Dataset records:
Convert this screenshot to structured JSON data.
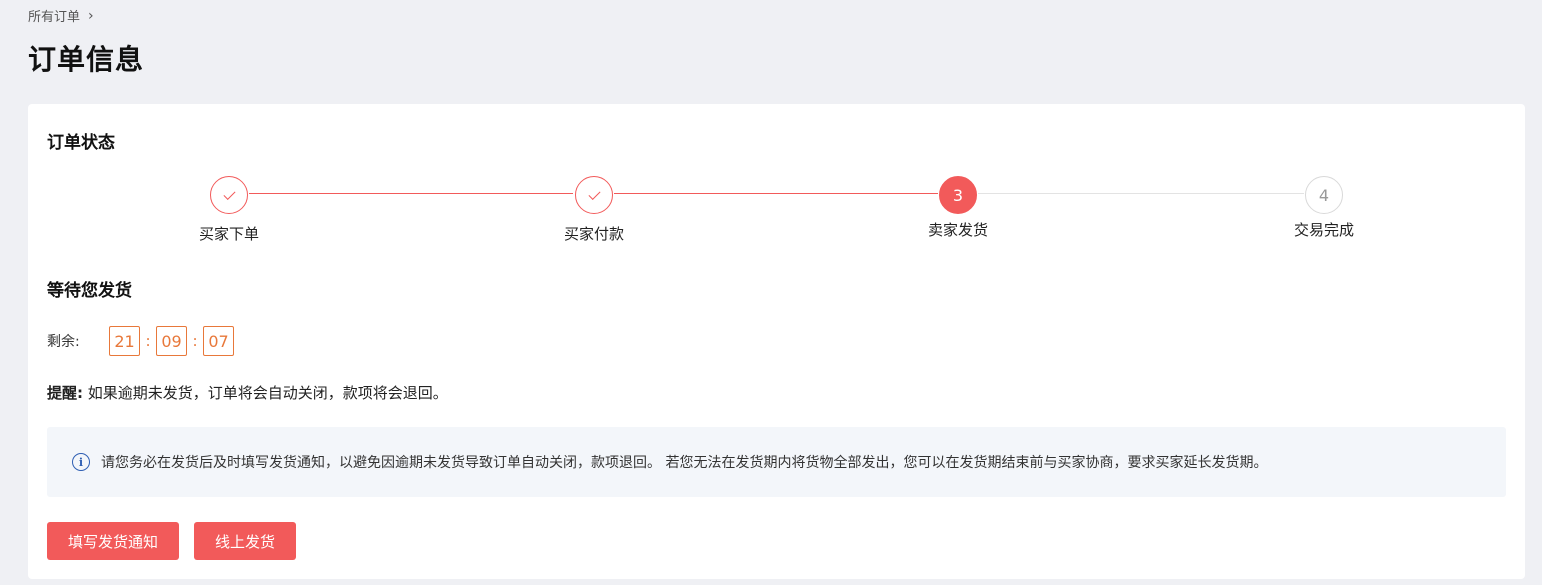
{
  "breadcrumb": {
    "item": "所有订单"
  },
  "page": {
    "title": "订单信息"
  },
  "status": {
    "section_title": "订单状态",
    "steps": [
      {
        "label": "买家下单",
        "state": "done",
        "number": "1"
      },
      {
        "label": "买家付款",
        "state": "done",
        "number": "2"
      },
      {
        "label": "卖家发货",
        "state": "active",
        "number": "3"
      },
      {
        "label": "交易完成",
        "state": "todo",
        "number": "4"
      }
    ]
  },
  "waiting": {
    "title": "等待您发货",
    "remaining_label": "剩余:",
    "hours": "21",
    "minutes": "09",
    "seconds": "07",
    "separator": ":"
  },
  "reminder": {
    "label": "提醒:",
    "text": "如果逾期未发货，订单将会自动关闭，款项将会退回。"
  },
  "notice": {
    "text": "请您务必在发货后及时填写发货通知，以避免因逾期未发货导致订单自动关闭，款项退回。 若您无法在发货期内将货物全部发出，您可以在发货期结束前与买家协商，要求买家延长发货期。"
  },
  "actions": {
    "fill_notice": "填写发货通知",
    "online_ship": "线上发货"
  },
  "colors": {
    "accent": "#f25a5a",
    "countdown": "#e8783a",
    "info": "#2f5fb3"
  }
}
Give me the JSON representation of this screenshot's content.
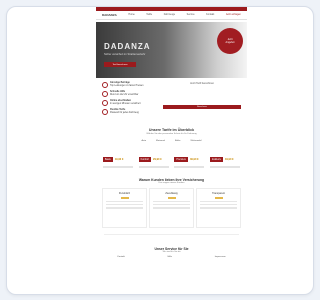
{
  "nav": {
    "brand": "DADANZA",
    "links": [
      "Home",
      "Tarife",
      "Fahrzeuge",
      "Service",
      "Kontakt"
    ],
    "cta": "Jetzt anfragen"
  },
  "hero": {
    "title": "DADANZA",
    "subtitle": "Sicher versichert im Straßenverkehr",
    "button": "Tarif berechnen",
    "badge_line1": "Jetzt",
    "badge_line2": "Angebot"
  },
  "benefits": {
    "items": [
      {
        "title": "Günstige Beiträge",
        "text": "Top Leistungen zu fairen Preisen"
      },
      {
        "title": "Schnelle Hilfe",
        "text": "Rund um die Uhr erreichbar"
      },
      {
        "title": "Online abschließen",
        "text": "In wenigen Minuten versichert"
      },
      {
        "title": "Flexible Tarife",
        "text": "Passend für jedes Fahrzeug"
      }
    ],
    "form_title": "Jetzt Tarif berechnen",
    "form_button": "Berechnen"
  },
  "pricing": {
    "title": "Unsere Tarife im Überblick",
    "subtitle": "Wählen Sie den passenden Schutz für Ihr Fahrzeug",
    "tabs": [
      "Auto",
      "Motorrad",
      "Roller",
      "Wohnmobil"
    ],
    "plans": [
      {
        "name": "Basis",
        "price": "19,90 €"
      },
      {
        "name": "Komfort",
        "price": "29,90 €"
      },
      {
        "name": "Premium",
        "price": "39,90 €"
      },
      {
        "name": "Exklusiv",
        "price": "49,90 €"
      }
    ]
  },
  "features": {
    "title": "Warum Kunden lieben ihre Versicherung",
    "subtitle": "Das sagen unsere Kunden",
    "cards": [
      {
        "title": "Persönlich"
      },
      {
        "title": "Zuverlässig"
      },
      {
        "title": "Transparent"
      }
    ]
  },
  "footer": {
    "title": "Unser Service für Sie",
    "subtitle": "Wir sind für Sie da",
    "columns": [
      "Kontakt",
      "Hilfe",
      "Impressum"
    ]
  }
}
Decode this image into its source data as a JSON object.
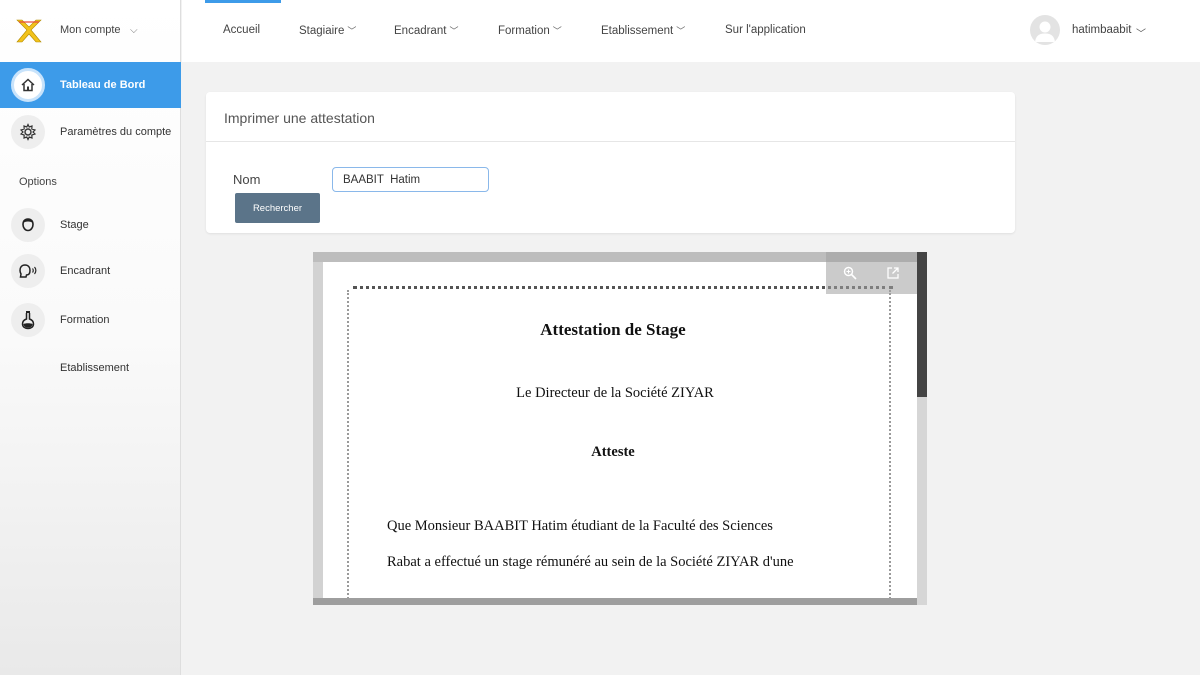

Exercise brief:
Copy out all of the material exactly as written, without its pictures.

Result of this task:
Convert this screenshot to structured JSON data.
{
  "breadcrumb": {
    "item": "所有订单"
  },
  "page": {
    "title": "订单信息"
  },
  "status": {
    "section_title": "订单状态",
    "steps": [
      {
        "label": "买家下单",
        "state": "done",
        "number": "1"
      },
      {
        "label": "买家付款",
        "state": "done",
        "number": "2"
      },
      {
        "label": "卖家发货",
        "state": "active",
        "number": "3"
      },
      {
        "label": "交易完成",
        "state": "todo",
        "number": "4"
      }
    ]
  },
  "waiting": {
    "title": "等待您发货",
    "remaining_label": "剩余:",
    "hours": "21",
    "minutes": "09",
    "seconds": "07",
    "separator": ":"
  },
  "reminder": {
    "label": "提醒:",
    "text": "如果逾期未发货，订单将会自动关闭，款项将会退回。"
  },
  "notice": {
    "text": "请您务必在发货后及时填写发货通知，以避免因逾期未发货导致订单自动关闭，款项退回。 若您无法在发货期内将货物全部发出，您可以在发货期结束前与买家协商，要求买家延长发货期。"
  },
  "actions": {
    "fill_notice": "填写发货通知",
    "online_ship": "线上发货"
  },
  "colors": {
    "accent": "#f25a5a",
    "countdown": "#e8783a",
    "info": "#2f5fb3"
  }
}
Give me the JSON representation of this screenshot's content.
{
  "nav": {
    "brand": "DADANZA",
    "links": [
      "Home",
      "Tarife",
      "Fahrzeuge",
      "Service",
      "Kontakt"
    ],
    "cta": "Jetzt anfragen"
  },
  "hero": {
    "title": "DADANZA",
    "subtitle": "Sicher versichert im Straßenverkehr",
    "button": "Tarif berechnen",
    "badge_line1": "Jetzt",
    "badge_line2": "Angebot"
  },
  "benefits": {
    "items": [
      {
        "title": "Günstige Beiträge",
        "text": "Top Leistungen zu fairen Preisen"
      },
      {
        "title": "Schnelle Hilfe",
        "text": "Rund um die Uhr erreichbar"
      },
      {
        "title": "Online abschließen",
        "text": "In wenigen Minuten versichert"
      },
      {
        "title": "Flexible Tarife",
        "text": "Passend für jedes Fahrzeug"
      }
    ],
    "form_title": "Jetzt Tarif berechnen",
    "form_button": "Berechnen"
  },
  "pricing": {
    "title": "Unsere Tarife im Überblick",
    "subtitle": "Wählen Sie den passenden Schutz für Ihr Fahrzeug",
    "tabs": [
      "Auto",
      "Motorrad",
      "Roller",
      "Wohnmobil"
    ],
    "plans": [
      {
        "name": "Basis",
        "price": "19,90 €"
      },
      {
        "name": "Komfort",
        "price": "29,90 €"
      },
      {
        "name": "Premium",
        "price": "39,90 €"
      },
      {
        "name": "Exklusiv",
        "price": "49,90 €"
      }
    ]
  },
  "features": {
    "title": "Warum Kunden lieben ihre Versicherung",
    "subtitle": "Das sagen unsere Kunden",
    "cards": [
      {
        "title": "Persönlich"
      },
      {
        "title": "Zuverlässig"
      },
      {
        "title": "Transparent"
      }
    ]
  },
  "footer": {
    "title": "Unser Service für Sie",
    "subtitle": "Wir sind für Sie da",
    "columns": [
      "Kontakt",
      "Hilfe",
      "Impressum"
    ]
  }
}
Decode this image into its source data as a JSON object.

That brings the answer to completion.